Stated exercise: Write the material out again in full, exactly.

Data to process:
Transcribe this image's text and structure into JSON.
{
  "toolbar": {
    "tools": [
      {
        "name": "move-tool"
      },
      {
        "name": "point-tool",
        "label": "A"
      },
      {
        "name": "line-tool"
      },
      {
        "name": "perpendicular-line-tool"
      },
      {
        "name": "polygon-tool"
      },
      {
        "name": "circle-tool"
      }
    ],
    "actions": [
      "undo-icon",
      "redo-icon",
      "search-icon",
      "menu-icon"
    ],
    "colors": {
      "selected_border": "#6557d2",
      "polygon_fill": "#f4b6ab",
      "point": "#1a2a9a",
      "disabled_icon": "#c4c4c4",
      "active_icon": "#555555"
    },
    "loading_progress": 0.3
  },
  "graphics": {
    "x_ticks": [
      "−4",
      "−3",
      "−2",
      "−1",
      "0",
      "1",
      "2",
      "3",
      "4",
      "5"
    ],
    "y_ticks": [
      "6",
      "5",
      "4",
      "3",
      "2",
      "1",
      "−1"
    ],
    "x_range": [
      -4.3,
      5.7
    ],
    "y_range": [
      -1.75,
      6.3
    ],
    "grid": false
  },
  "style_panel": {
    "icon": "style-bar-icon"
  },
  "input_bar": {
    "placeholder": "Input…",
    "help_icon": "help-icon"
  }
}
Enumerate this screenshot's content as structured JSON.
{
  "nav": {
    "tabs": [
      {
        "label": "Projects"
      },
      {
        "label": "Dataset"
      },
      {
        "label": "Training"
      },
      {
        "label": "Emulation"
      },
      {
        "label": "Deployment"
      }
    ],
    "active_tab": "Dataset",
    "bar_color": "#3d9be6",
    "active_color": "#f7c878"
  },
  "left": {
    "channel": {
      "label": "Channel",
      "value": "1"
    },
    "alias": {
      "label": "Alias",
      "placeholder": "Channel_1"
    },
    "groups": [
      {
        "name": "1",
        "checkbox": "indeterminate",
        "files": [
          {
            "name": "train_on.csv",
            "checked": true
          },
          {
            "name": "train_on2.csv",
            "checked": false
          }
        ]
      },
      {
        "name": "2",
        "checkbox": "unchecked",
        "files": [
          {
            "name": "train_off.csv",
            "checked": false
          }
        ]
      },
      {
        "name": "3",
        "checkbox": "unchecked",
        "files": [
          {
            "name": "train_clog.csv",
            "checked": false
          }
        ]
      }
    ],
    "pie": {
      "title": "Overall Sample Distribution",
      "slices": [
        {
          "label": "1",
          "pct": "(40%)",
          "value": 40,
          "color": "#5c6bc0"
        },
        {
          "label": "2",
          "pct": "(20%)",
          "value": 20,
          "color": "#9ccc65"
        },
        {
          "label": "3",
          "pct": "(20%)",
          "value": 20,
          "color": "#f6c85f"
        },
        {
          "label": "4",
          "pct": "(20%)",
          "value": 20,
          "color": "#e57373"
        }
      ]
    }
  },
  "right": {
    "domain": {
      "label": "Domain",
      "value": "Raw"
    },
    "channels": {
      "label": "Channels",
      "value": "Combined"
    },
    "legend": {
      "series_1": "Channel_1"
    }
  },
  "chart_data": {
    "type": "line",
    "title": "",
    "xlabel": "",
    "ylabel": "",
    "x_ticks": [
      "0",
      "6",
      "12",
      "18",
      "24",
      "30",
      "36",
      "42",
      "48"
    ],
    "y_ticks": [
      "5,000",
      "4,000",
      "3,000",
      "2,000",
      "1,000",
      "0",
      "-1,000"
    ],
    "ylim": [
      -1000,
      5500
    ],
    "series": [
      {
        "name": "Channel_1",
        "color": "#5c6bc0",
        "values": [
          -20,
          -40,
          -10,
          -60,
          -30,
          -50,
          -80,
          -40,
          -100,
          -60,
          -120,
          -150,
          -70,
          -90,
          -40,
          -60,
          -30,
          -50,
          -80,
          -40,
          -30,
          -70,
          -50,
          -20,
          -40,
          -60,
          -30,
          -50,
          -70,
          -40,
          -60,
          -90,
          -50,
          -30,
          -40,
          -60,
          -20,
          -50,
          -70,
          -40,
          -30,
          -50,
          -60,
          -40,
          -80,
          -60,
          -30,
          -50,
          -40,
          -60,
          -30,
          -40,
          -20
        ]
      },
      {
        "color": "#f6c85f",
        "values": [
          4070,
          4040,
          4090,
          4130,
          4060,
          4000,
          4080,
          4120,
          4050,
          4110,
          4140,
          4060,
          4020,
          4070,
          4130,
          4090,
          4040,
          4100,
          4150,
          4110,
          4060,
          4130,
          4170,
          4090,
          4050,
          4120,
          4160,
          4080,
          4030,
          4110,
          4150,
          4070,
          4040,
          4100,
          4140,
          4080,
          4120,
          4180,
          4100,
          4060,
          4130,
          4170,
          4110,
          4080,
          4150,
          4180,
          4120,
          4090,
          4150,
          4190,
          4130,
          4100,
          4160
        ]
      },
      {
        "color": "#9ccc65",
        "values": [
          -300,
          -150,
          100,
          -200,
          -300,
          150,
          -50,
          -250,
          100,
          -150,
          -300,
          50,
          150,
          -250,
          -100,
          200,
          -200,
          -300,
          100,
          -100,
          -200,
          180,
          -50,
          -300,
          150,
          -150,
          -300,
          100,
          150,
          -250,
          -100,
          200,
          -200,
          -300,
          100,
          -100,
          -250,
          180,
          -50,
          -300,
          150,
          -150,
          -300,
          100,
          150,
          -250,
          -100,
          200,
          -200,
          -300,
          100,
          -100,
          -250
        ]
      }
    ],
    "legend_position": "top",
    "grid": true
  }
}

Result for this exercise:
Transcribe this image's text and structure into JSON.
{
  "toolbar": {
    "tools": [
      {
        "name": "move-tool"
      },
      {
        "name": "point-tool",
        "label": "A"
      },
      {
        "name": "line-tool"
      },
      {
        "name": "perpendicular-line-tool"
      },
      {
        "name": "polygon-tool"
      },
      {
        "name": "circle-tool"
      }
    ],
    "actions": [
      "undo-icon",
      "redo-icon",
      "search-icon",
      "menu-icon"
    ],
    "colors": {
      "selected_border": "#6557d2",
      "polygon_fill": "#f4b6ab",
      "point": "#1a2a9a",
      "disabled_icon": "#c4c4c4",
      "active_icon": "#555555"
    },
    "loading_progress": 0.3
  },
  "graphics": {
    "x_ticks": [
      "−4",
      "−3",
      "−2",
      "−1",
      "0",
      "1",
      "2",
      "3",
      "4",
      "5"
    ],
    "y_ticks": [
      "6",
      "5",
      "4",
      "3",
      "2",
      "1",
      "−1"
    ],
    "x_range": [
      -4.3,
      5.7
    ],
    "y_range": [
      -1.75,
      6.3
    ],
    "grid": false
  },
  "style_panel": {
    "icon": "style-bar-icon"
  },
  "input_bar": {
    "placeholder": "Input…",
    "help_icon": "help-icon"
  }
}
Enumerate this screenshot's content as structured JSON.
{
  "nav": {
    "tabs": [
      {
        "label": "Projects"
      },
      {
        "label": "Dataset"
      },
      {
        "label": "Training"
      },
      {
        "label": "Emulation"
      },
      {
        "label": "Deployment"
      }
    ],
    "active_tab": "Dataset",
    "bar_color": "#3d9be6",
    "active_color": "#f7c878"
  },
  "left": {
    "channel": {
      "label": "Channel",
      "value": "1"
    },
    "alias": {
      "label": "Alias",
      "placeholder": "Channel_1"
    },
    "groups": [
      {
        "name": "1",
        "checkbox": "indeterminate",
        "files": [
          {
            "name": "train_on.csv",
            "checked": true
          },
          {
            "name": "train_on2.csv",
            "checked": false
          }
        ]
      },
      {
        "name": "2",
        "checkbox": "unchecked",
        "files": [
          {
            "name": "train_off.csv",
            "checked": false
          }
        ]
      },
      {
        "name": "3",
        "checkbox": "unchecked",
        "files": [
          {
            "name": "train_clog.csv",
            "checked": false
          }
        ]
      }
    ],
    "pie": {
      "title": "Overall Sample Distribution",
      "slices": [
        {
          "label": "1",
          "pct": "(40%)",
          "value": 40,
          "color": "#5c6bc0"
        },
        {
          "label": "2",
          "pct": "(20%)",
          "value": 20,
          "color": "#9ccc65"
        },
        {
          "label": "3",
          "pct": "(20%)",
          "value": 20,
          "color": "#f6c85f"
        },
        {
          "label": "4",
          "pct": "(20%)",
          "value": 20,
          "color": "#e57373"
        }
      ]
    }
  },
  "right": {
    "domain": {
      "label": "Domain",
      "value": "Raw"
    },
    "channels": {
      "label": "Channels",
      "value": "Combined"
    },
    "legend": {
      "series_1": "Channel_1"
    }
  },
  "chart_data": {
    "type": "line",
    "title": "",
    "xlabel": "",
    "ylabel": "",
    "x_ticks": [
      "0",
      "6",
      "12",
      "18",
      "24",
      "30",
      "36",
      "42",
      "48"
    ],
    "y_ticks": [
      "5,000",
      "4,000",
      "3,000",
      "2,000",
      "1,000",
      "0",
      "-1,000"
    ],
    "ylim": [
      -1000,
      5500
    ],
    "series": [
      {
        "name": "Channel_1",
        "color": "#5c6bc0",
        "values": [
          -20,
          -40,
          -10,
          -60,
          -30,
          -50,
          -80,
          -40,
          -100,
          -60,
          -120,
          -150,
          -70,
          -90,
          -40,
          -60,
          -30,
          -50,
          -80,
          -40,
          -30,
          -70,
          -50,
          -20,
          -40,
          -60,
          -30,
          -50,
          -70,
          -40,
          -60,
          -90,
          -50,
          -30,
          -40,
          -60,
          -20,
          -50,
          -70,
          -40,
          -30,
          -50,
          -60,
          -40,
          -80,
          -60,
          -30,
          -50,
          -40,
          -60,
          -30,
          -40,
          -20
        ]
      },
      {
        "color": "#f6c85f",
        "values": [
          4070,
          4040,
          4090,
          4130,
          4060,
          4000,
          4080,
          4120,
          4050,
          4110,
          4140,
          4060,
          4020,
          4070,
          4130,
          4090,
          4040,
          4100,
          4150,
          4110,
          4060,
          4130,
          4170,
          4090,
          4050,
          4120,
          4160,
          4080,
          4030,
          4110,
          4150,
          4070,
          4040,
          4100,
          4140,
          4080,
          4120,
          4180,
          4100,
          4060,
          4130,
          4170,
          4110,
          4080,
          4150,
          4180,
          4120,
          4090,
          4150,
          4190,
          4130,
          4100,
          4160
        ]
      },
      {
        "color": "#9ccc65",
        "values": [
          -300,
          -150,
          100,
          -200,
          -300,
          150,
          -50,
          -250,
          100,
          -150,
          -300,
          50,
          150,
          -250,
          -100,
          200,
          -200,
          -300,
          100,
          -100,
          -200,
          180,
          -50,
          -300,
          150,
          -150,
          -300,
          100,
          150,
          -250,
          -100,
          200,
          -200,
          -300,
          100,
          -100,
          -250,
          180,
          -50,
          -300,
          150,
          -150,
          -300,
          100,
          150,
          -250,
          -100,
          200,
          -200,
          -300,
          100,
          -100,
          -250
        ]
      }
    ],
    "legend_position": "top",
    "grid": true
  }
}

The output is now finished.